**Written instruction**: Below is a block of data; give all of it again word for word.

Dataset entries:
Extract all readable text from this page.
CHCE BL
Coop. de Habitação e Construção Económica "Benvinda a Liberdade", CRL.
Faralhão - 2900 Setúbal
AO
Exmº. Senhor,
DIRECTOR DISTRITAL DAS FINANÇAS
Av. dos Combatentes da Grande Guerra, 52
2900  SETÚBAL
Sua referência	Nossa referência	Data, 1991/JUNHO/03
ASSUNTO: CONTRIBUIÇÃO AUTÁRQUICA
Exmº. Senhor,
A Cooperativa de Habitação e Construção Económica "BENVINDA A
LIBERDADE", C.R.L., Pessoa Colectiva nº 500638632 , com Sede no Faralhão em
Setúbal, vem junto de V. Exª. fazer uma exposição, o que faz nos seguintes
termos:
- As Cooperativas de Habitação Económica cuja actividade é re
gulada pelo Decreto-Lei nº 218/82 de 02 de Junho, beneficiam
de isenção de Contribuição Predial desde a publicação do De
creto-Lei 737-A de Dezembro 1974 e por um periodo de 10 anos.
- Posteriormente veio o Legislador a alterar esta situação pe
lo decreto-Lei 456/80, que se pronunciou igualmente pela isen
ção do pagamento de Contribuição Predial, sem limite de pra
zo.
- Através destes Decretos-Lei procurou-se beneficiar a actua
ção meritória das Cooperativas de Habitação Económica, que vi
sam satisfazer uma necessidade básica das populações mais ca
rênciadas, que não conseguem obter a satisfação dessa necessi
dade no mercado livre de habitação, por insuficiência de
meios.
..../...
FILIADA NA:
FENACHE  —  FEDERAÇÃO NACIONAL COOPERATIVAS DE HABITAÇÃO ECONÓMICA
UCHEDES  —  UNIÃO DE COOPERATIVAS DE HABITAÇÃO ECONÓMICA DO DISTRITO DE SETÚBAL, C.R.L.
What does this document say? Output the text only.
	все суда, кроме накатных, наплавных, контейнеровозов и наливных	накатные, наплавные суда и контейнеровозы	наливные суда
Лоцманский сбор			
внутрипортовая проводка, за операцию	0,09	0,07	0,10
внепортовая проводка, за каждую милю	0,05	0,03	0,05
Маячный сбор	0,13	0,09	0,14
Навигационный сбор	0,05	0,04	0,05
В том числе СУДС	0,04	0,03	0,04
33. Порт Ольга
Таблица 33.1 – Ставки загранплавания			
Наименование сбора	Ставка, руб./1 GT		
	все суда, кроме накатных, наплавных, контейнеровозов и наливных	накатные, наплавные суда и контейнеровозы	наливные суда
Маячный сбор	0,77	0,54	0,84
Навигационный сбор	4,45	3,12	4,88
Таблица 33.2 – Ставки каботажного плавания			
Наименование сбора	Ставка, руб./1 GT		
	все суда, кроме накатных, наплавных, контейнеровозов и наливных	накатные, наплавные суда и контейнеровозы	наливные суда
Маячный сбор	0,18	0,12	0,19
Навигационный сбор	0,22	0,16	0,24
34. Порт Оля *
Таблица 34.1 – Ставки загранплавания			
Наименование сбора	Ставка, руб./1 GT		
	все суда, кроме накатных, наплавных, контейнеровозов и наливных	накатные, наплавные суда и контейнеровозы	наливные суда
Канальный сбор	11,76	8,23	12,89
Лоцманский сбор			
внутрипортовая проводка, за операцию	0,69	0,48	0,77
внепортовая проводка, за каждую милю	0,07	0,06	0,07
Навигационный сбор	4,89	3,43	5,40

**The completed task**:
Extract all readable text from this page.
CHCE BL
Coop. de Habitação e Construção Económica "Benvinda a Liberdade", CRL.
Faralhão - 2900 Setúbal
AO
Exmº. Senhor,
DIRECTOR DISTRITAL DAS FINANÇAS
Av. dos Combatentes da Grande Guerra, 52
2900  SETÚBAL
Sua referência	Nossa referência	Data, 1991/JUNHO/03
ASSUNTO: CONTRIBUIÇÃO AUTÁRQUICA
Exmº. Senhor,
A Cooperativa de Habitação e Construção Económica "BENVINDA A
LIBERDADE", C.R.L., Pessoa Colectiva nº 500638632 , com Sede no Faralhão em
Setúbal, vem junto de V. Exª. fazer uma exposição, o que faz nos seguintes
termos:
- As Cooperativas de Habitação Económica cuja actividade é re
gulada pelo Decreto-Lei nº 218/82 de 02 de Junho, beneficiam
de isenção de Contribuição Predial desde a publicação do De
creto-Lei 737-A de Dezembro 1974 e por um periodo de 10 anos.
- Posteriormente veio o Legislador a alterar esta situação pe
lo decreto-Lei 456/80, que se pronunciou igualmente pela isen
ção do pagamento de Contribuição Predial, sem limite de pra
zo.
- Através destes Decretos-Lei procurou-se beneficiar a actua
ção meritória das Cooperativas de Habitação Económica, que vi
sam satisfazer uma necessidade básica das populações mais ca
rênciadas, que não conseguem obter a satisfação dessa necessi
dade no mercado livre de habitação, por insuficiência de
meios.
..../...
FILIADA NA:
FENACHE  —  FEDERAÇÃO NACIONAL COOPERATIVAS DE HABITAÇÃO ECONÓMICA
UCHEDES  —  UNIÃO DE COOPERATIVAS DE HABITAÇÃO ECONÓMICA DO DISTRITO DE SETÚBAL, C.R.L.
What does this document say? Output the text only.
	все суда, кроме накатных, наплавных, контейнеровозов и наливных	накатные, наплавные суда и контейнеровозы	наливные суда
Лоцманский сбор			
внутрипортовая проводка, за операцию	0,09	0,07	0,10
внепортовая проводка, за каждую милю	0,05	0,03	0,05
Маячный сбор	0,13	0,09	0,14
Навигационный сбор	0,05	0,04	0,05
В том числе СУДС	0,04	0,03	0,04
33. Порт Ольга
Таблица 33.1 – Ставки загранплавания			
Наименование сбора	Ставка, руб./1 GT		
	все суда, кроме накатных, наплавных, контейнеровозов и наливных	накатные, наплавные суда и контейнеровозы	наливные суда
Маячный сбор	0,77	0,54	0,84
Навигационный сбор	4,45	3,12	4,88
Таблица 33.2 – Ставки каботажного плавания			
Наименование сбора	Ставка, руб./1 GT		
	все суда, кроме накатных, наплавных, контейнеровозов и наливных	накатные, наплавные суда и контейнеровозы	наливные суда
Маячный сбор	0,18	0,12	0,19
Навигационный сбор	0,22	0,16	0,24
34. Порт Оля *
Таблица 34.1 – Ставки загранплавания			
Наименование сбора	Ставка, руб./1 GT		
	все суда, кроме накатных, наплавных, контейнеровозов и наливных	накатные, наплавные суда и контейнеровозы	наливные суда
Канальный сбор	11,76	8,23	12,89
Лоцманский сбор			
внутрипортовая проводка, за операцию	0,69	0,48	0,77
внепортовая проводка, за каждую милю	0,07	0,06	0,07
Навигационный сбор	4,89	3,43	5,40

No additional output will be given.